Your task >> Tally the lines of the data that include the word "terlihat" and state the total, nothing else.

Data listing >>
[start]

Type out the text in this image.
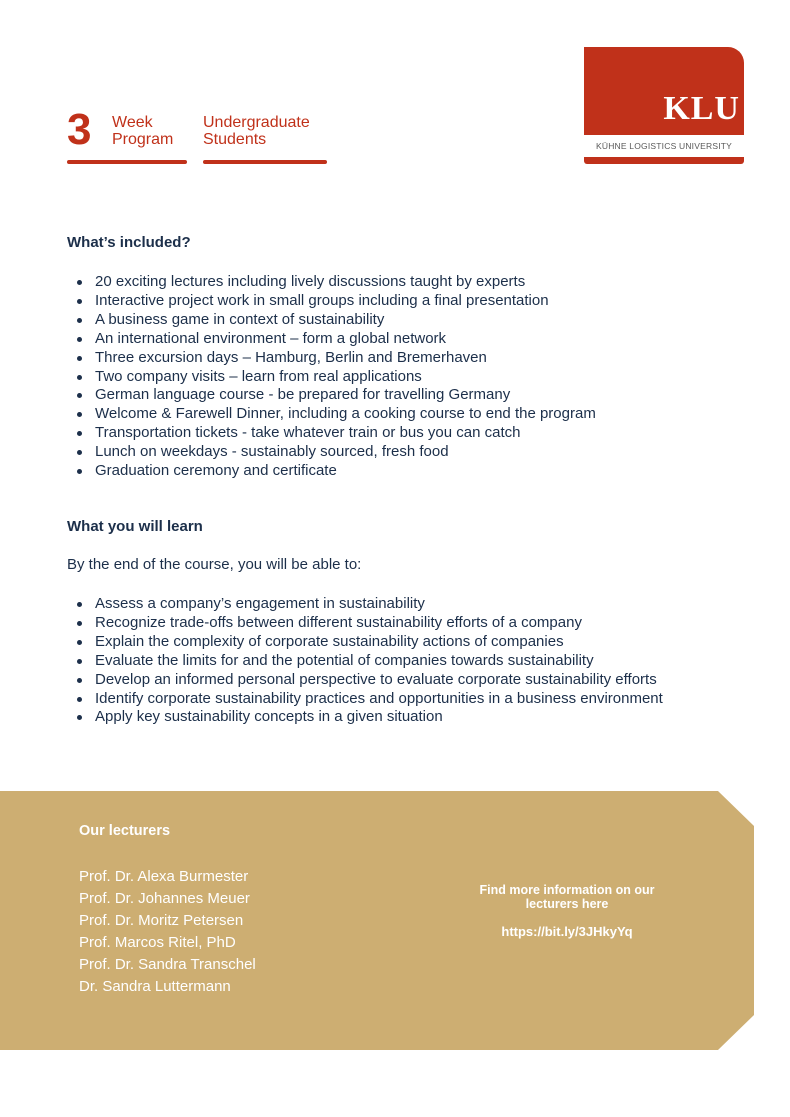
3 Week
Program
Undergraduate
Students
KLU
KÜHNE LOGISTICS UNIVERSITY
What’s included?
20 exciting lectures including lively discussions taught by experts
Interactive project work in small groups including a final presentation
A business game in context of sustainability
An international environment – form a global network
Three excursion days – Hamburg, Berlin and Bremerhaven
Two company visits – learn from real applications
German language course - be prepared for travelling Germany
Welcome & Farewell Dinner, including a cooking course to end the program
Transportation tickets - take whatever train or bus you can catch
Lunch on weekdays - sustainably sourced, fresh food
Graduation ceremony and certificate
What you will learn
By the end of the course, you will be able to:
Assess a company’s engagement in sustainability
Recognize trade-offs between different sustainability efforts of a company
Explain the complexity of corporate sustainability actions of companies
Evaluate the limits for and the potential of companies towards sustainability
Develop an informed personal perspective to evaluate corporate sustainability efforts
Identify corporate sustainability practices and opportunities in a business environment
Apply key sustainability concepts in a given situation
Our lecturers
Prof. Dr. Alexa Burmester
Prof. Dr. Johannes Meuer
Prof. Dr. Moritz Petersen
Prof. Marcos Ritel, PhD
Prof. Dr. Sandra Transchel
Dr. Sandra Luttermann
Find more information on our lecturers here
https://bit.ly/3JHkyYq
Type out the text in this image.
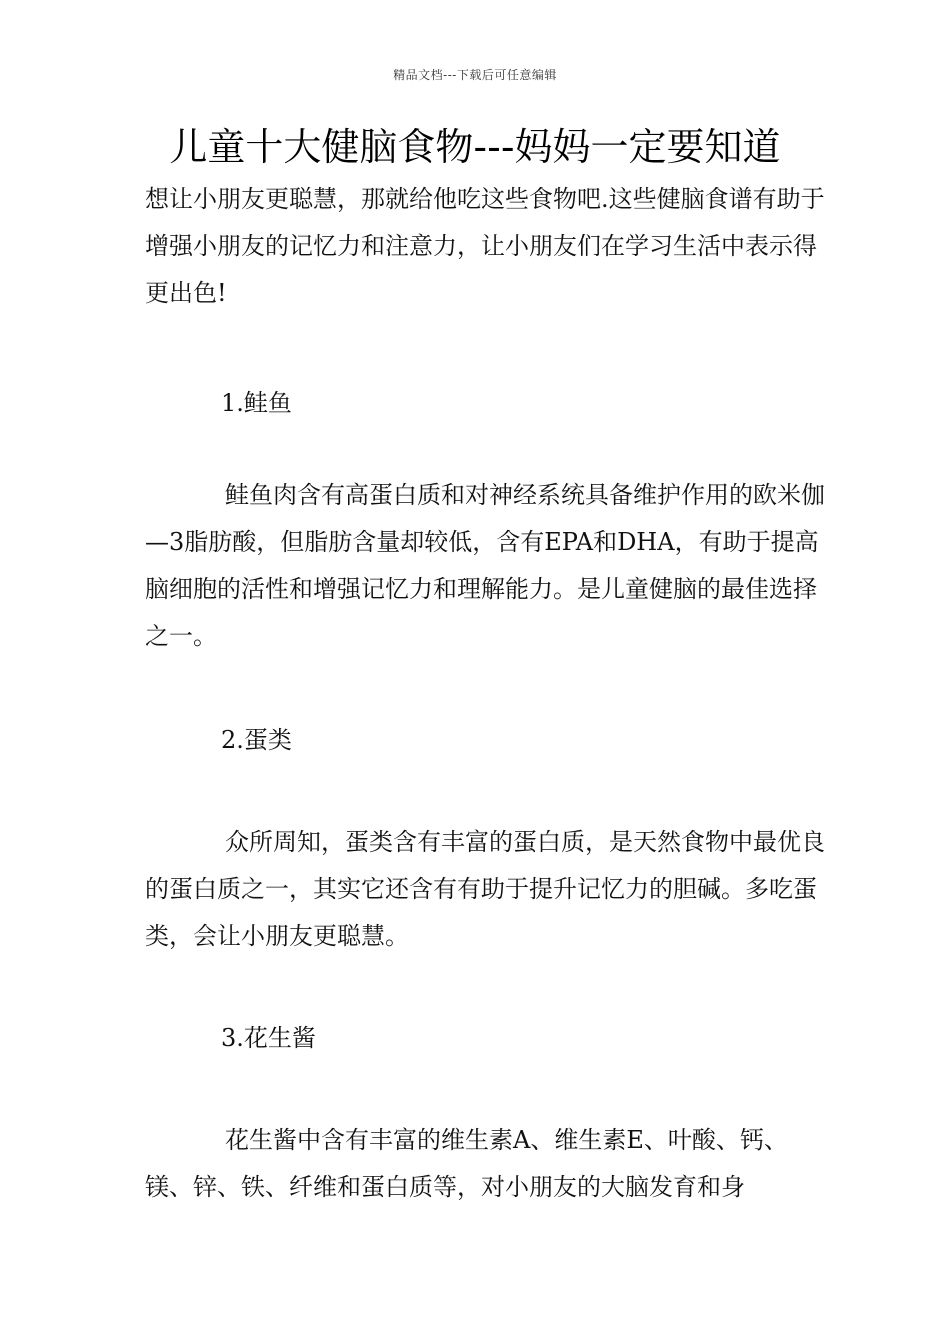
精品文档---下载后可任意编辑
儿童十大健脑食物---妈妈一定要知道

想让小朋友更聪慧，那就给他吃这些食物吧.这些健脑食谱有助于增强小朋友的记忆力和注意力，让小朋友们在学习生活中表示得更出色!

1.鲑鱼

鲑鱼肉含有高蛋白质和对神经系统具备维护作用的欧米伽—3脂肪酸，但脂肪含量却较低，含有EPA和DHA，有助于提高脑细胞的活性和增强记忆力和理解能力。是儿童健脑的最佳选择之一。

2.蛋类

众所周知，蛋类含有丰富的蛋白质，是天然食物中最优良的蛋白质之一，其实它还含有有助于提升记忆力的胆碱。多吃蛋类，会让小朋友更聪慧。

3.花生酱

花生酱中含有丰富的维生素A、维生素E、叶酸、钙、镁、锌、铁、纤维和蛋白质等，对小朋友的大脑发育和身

[end]
[start]

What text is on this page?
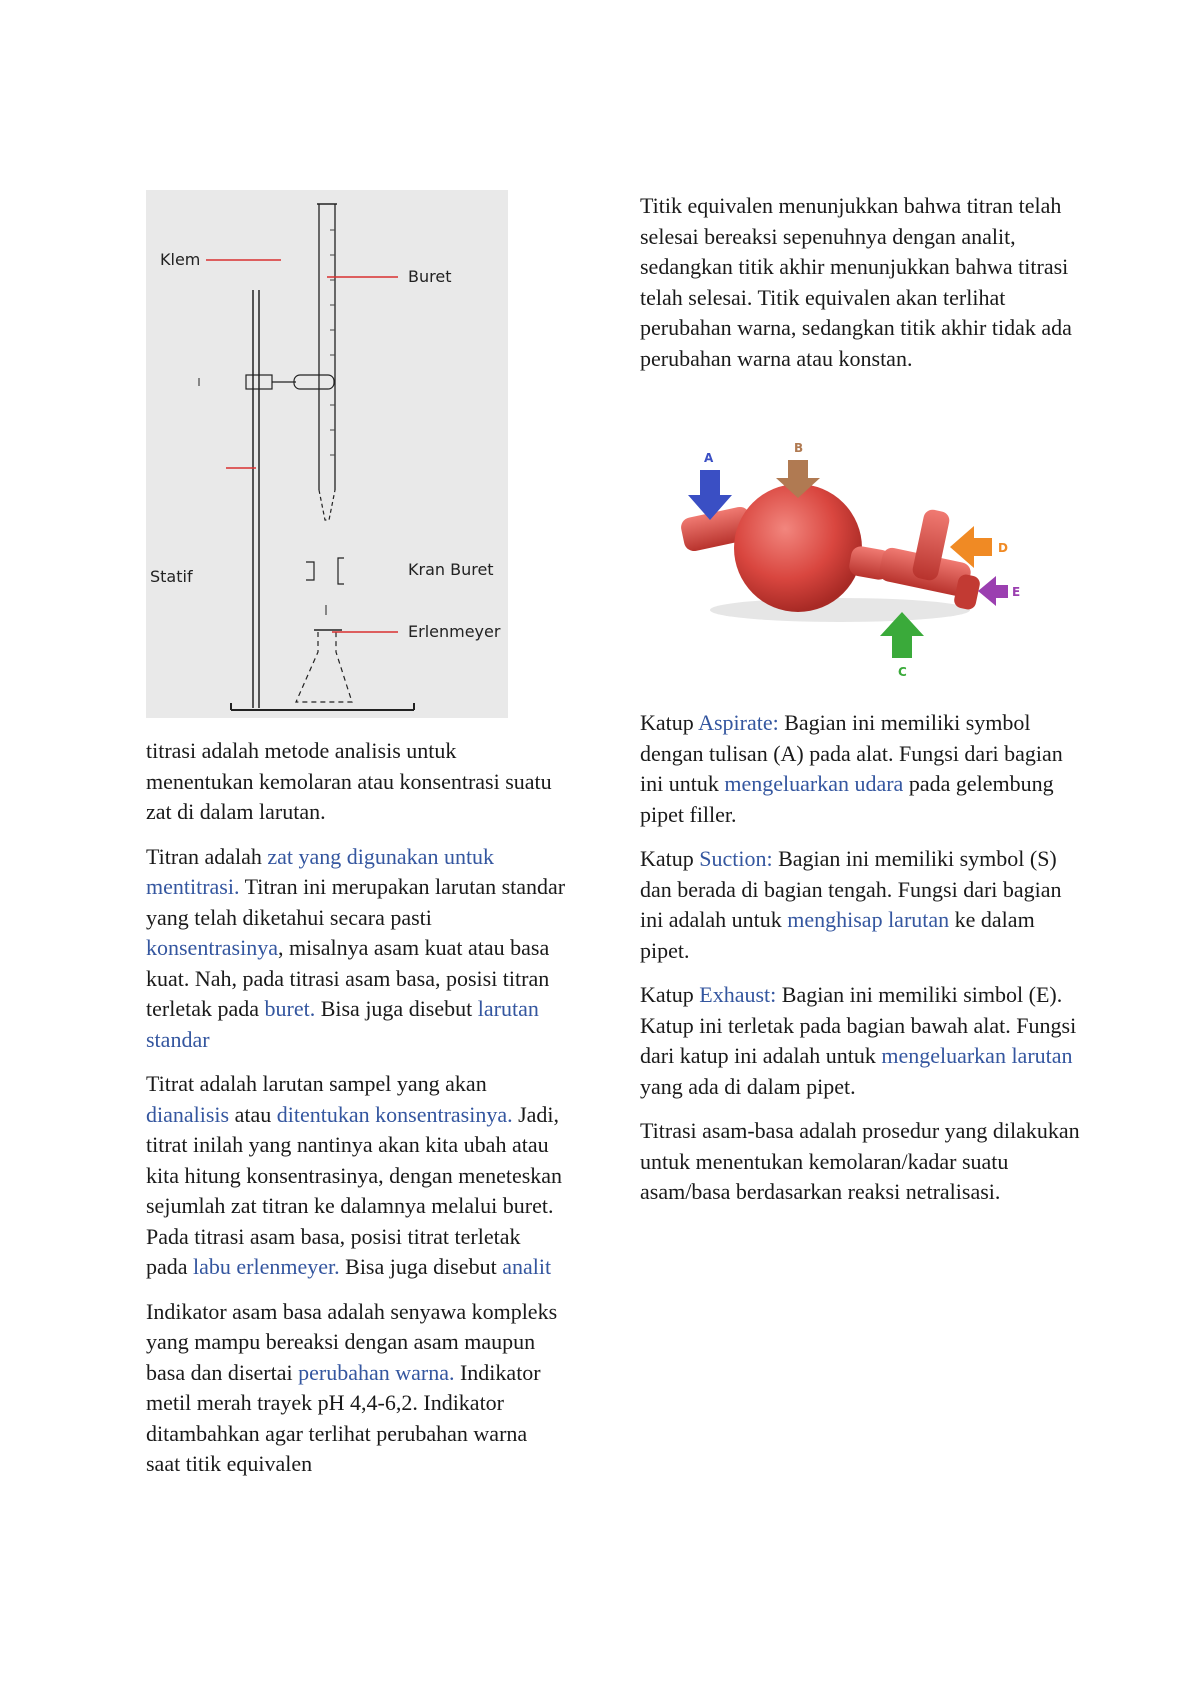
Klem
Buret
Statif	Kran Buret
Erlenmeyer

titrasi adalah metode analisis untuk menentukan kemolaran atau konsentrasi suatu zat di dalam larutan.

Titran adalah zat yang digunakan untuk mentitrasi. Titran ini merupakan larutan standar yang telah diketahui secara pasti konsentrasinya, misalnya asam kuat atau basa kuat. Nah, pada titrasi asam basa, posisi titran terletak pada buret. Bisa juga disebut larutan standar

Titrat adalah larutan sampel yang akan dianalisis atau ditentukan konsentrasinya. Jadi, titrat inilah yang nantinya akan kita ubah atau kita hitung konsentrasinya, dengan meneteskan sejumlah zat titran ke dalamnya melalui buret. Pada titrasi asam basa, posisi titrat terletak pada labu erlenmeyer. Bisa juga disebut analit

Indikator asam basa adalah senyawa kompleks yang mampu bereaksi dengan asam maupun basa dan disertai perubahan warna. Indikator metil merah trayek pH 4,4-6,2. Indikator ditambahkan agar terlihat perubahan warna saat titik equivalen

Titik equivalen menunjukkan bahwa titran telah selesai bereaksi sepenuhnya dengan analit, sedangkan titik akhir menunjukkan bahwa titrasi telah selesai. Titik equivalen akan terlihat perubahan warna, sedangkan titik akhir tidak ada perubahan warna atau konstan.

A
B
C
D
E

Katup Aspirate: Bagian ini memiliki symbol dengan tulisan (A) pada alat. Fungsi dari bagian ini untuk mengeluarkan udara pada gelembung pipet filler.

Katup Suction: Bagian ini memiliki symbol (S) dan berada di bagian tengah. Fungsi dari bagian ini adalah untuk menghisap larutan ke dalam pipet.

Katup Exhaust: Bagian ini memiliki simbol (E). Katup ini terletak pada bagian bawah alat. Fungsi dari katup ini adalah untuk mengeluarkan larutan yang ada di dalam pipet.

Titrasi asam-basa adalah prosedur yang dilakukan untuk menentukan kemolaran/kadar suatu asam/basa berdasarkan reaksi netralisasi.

[end]

Solution to this task >> 2